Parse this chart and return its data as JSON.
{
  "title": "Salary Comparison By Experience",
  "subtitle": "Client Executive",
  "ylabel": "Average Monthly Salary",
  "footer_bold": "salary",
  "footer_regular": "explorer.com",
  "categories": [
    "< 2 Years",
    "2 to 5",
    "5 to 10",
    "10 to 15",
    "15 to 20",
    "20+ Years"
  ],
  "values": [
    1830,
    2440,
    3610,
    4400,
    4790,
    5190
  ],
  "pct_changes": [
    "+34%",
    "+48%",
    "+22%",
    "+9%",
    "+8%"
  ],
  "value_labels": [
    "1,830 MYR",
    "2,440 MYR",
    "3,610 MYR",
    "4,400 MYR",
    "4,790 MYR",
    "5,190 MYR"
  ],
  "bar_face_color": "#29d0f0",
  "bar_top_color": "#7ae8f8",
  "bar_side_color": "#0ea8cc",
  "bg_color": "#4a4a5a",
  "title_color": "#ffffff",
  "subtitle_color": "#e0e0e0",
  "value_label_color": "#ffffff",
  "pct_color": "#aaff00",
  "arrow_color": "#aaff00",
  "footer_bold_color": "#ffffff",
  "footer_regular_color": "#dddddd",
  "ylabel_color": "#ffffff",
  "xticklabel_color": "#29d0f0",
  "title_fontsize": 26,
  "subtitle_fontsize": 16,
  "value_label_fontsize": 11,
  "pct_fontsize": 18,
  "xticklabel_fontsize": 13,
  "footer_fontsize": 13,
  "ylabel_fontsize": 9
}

> [Directive]
Reproduce all of the entries word for word.

> [Correct response]
Parse this chart and return its data as JSON.
{
  "title": "Salary Comparison By Experience",
  "subtitle": "Client Executive",
  "ylabel": "Average Monthly Salary",
  "footer_bold": "salary",
  "footer_regular": "explorer.com",
  "categories": [
    "< 2 Years",
    "2 to 5",
    "5 to 10",
    "10 to 15",
    "15 to 20",
    "20+ Years"
  ],
  "values": [
    1830,
    2440,
    3610,
    4400,
    4790,
    5190
  ],
  "pct_changes": [
    "+34%",
    "+48%",
    "+22%",
    "+9%",
    "+8%"
  ],
  "value_labels": [
    "1,830 MYR",
    "2,440 MYR",
    "3,610 MYR",
    "4,400 MYR",
    "4,790 MYR",
    "5,190 MYR"
  ],
  "bar_face_color": "#29d0f0",
  "bar_top_color": "#7ae8f8",
  "bar_side_color": "#0ea8cc",
  "bg_color": "#4a4a5a",
  "title_color": "#ffffff",
  "subtitle_color": "#e0e0e0",
  "value_label_color": "#ffffff",
  "pct_color": "#aaff00",
  "arrow_color": "#aaff00",
  "footer_bold_color": "#ffffff",
  "footer_regular_color": "#dddddd",
  "ylabel_color": "#ffffff",
  "xticklabel_color": "#29d0f0",
  "title_fontsize": 26,
  "subtitle_fontsize": 16,
  "value_label_fontsize": 11,
  "pct_fontsize": 18,
  "xticklabel_fontsize": 13,
  "footer_fontsize": 13,
  "ylabel_fontsize": 9
}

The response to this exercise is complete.